_YOUR GOAL_
Reproduce the entries exactly.

_DATA SHOWN_
'''
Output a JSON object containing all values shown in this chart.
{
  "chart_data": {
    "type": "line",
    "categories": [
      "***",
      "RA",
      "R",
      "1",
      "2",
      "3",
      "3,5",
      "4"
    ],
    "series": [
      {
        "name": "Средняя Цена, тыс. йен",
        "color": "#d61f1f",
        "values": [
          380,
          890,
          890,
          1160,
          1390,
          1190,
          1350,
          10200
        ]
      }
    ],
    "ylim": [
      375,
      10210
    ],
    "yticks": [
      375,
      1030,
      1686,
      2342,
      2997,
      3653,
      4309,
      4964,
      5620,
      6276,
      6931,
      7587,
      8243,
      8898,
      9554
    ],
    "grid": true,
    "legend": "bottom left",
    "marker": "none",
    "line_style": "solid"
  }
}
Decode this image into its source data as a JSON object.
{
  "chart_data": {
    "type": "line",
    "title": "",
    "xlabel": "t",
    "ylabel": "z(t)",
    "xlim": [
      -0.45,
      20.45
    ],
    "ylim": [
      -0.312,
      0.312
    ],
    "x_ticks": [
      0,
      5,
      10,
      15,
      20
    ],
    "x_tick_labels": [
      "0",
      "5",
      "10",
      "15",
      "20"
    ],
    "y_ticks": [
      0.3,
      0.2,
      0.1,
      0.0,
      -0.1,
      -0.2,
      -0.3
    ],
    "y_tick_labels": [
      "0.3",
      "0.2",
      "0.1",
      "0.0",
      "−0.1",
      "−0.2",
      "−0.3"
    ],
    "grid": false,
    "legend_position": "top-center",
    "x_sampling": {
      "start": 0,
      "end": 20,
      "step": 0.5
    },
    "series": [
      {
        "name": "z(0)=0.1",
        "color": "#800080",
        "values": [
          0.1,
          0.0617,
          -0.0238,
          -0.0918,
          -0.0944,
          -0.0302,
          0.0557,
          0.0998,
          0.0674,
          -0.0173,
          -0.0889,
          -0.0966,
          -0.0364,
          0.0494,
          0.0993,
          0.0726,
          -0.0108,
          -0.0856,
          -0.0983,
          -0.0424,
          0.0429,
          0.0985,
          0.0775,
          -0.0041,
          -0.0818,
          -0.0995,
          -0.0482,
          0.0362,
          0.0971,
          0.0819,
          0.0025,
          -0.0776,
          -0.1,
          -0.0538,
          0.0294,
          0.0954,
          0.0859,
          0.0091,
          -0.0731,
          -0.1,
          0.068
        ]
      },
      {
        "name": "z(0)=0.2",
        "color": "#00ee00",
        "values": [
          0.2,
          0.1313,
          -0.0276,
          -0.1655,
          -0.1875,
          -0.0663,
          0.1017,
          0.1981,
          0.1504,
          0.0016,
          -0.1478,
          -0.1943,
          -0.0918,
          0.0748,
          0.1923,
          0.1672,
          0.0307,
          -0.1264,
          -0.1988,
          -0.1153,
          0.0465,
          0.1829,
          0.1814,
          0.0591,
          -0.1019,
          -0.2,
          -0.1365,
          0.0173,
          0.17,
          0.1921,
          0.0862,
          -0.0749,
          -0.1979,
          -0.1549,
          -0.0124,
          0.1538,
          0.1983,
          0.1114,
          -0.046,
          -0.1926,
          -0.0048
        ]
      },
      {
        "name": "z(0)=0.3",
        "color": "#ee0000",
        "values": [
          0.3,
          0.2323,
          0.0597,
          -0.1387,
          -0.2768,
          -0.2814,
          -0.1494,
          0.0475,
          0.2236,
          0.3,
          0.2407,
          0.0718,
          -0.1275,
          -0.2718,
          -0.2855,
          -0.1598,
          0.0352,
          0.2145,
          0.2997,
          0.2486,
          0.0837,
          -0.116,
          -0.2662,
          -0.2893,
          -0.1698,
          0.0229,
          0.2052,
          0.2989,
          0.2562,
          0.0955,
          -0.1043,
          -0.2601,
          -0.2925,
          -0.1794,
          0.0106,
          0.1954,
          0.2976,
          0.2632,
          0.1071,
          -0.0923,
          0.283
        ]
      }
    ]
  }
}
'''
_EXERCISE RESPONSE_
Output a JSON object containing all values shown in this chart.
{
  "chart_data": {
    "type": "line",
    "categories": [
      "***",
      "RA",
      "R",
      "1",
      "2",
      "3",
      "3,5",
      "4"
    ],
    "series": [
      {
        "name": "Средняя Цена, тыс. йен",
        "color": "#d61f1f",
        "values": [
          380,
          890,
          890,
          1160,
          1390,
          1190,
          1350,
          10200
        ]
      }
    ],
    "ylim": [
      375,
      10210
    ],
    "yticks": [
      375,
      1030,
      1686,
      2342,
      2997,
      3653,
      4309,
      4964,
      5620,
      6276,
      6931,
      7587,
      8243,
      8898,
      9554
    ],
    "grid": true,
    "legend": "bottom left",
    "marker": "none",
    "line_style": "solid"
  }
}
Decode this image into its source data as a JSON object.
{
  "chart_data": {
    "type": "line",
    "title": "",
    "xlabel": "t",
    "ylabel": "z(t)",
    "xlim": [
      -0.45,
      20.45
    ],
    "ylim": [
      -0.312,
      0.312
    ],
    "x_ticks": [
      0,
      5,
      10,
      15,
      20
    ],
    "x_tick_labels": [
      "0",
      "5",
      "10",
      "15",
      "20"
    ],
    "y_ticks": [
      0.3,
      0.2,
      0.1,
      0.0,
      -0.1,
      -0.2,
      -0.3
    ],
    "y_tick_labels": [
      "0.3",
      "0.2",
      "0.1",
      "0.0",
      "−0.1",
      "−0.2",
      "−0.3"
    ],
    "grid": false,
    "legend_position": "top-center",
    "x_sampling": {
      "start": 0,
      "end": 20,
      "step": 0.5
    },
    "series": [
      {
        "name": "z(0)=0.1",
        "color": "#800080",
        "values": [
          0.1,
          0.0617,
          -0.0238,
          -0.0918,
          -0.0944,
          -0.0302,
          0.0557,
          0.0998,
          0.0674,
          -0.0173,
          -0.0889,
          -0.0966,
          -0.0364,
          0.0494,
          0.0993,
          0.0726,
          -0.0108,
          -0.0856,
          -0.0983,
          -0.0424,
          0.0429,
          0.0985,
          0.0775,
          -0.0041,
          -0.0818,
          -0.0995,
          -0.0482,
          0.0362,
          0.0971,
          0.0819,
          0.0025,
          -0.0776,
          -0.1,
          -0.0538,
          0.0294,
          0.0954,
          0.0859,
          0.0091,
          -0.0731,
          -0.1,
          0.068
        ]
      },
      {
        "name": "z(0)=0.2",
        "color": "#00ee00",
        "values": [
          0.2,
          0.1313,
          -0.0276,
          -0.1655,
          -0.1875,
          -0.0663,
          0.1017,
          0.1981,
          0.1504,
          0.0016,
          -0.1478,
          -0.1943,
          -0.0918,
          0.0748,
          0.1923,
          0.1672,
          0.0307,
          -0.1264,
          -0.1988,
          -0.1153,
          0.0465,
          0.1829,
          0.1814,
          0.0591,
          -0.1019,
          -0.2,
          -0.1365,
          0.0173,
          0.17,
          0.1921,
          0.0862,
          -0.0749,
          -0.1979,
          -0.1549,
          -0.0124,
          0.1538,
          0.1983,
          0.1114,
          -0.046,
          -0.1926,
          -0.0048
        ]
      },
      {
        "name": "z(0)=0.3",
        "color": "#ee0000",
        "values": [
          0.3,
          0.2323,
          0.0597,
          -0.1387,
          -0.2768,
          -0.2814,
          -0.1494,
          0.0475,
          0.2236,
          0.3,
          0.2407,
          0.0718,
          -0.1275,
          -0.2718,
          -0.2855,
          -0.1598,
          0.0352,
          0.2145,
          0.2997,
          0.2486,
          0.0837,
          -0.116,
          -0.2662,
          -0.2893,
          -0.1698,
          0.0229,
          0.2052,
          0.2989,
          0.2562,
          0.0955,
          -0.1043,
          -0.2601,
          -0.2925,
          -0.1794,
          0.0106,
          0.1954,
          0.2976,
          0.2632,
          0.1071,
          -0.0923,
          0.283
        ]
      }
    ]
  }
}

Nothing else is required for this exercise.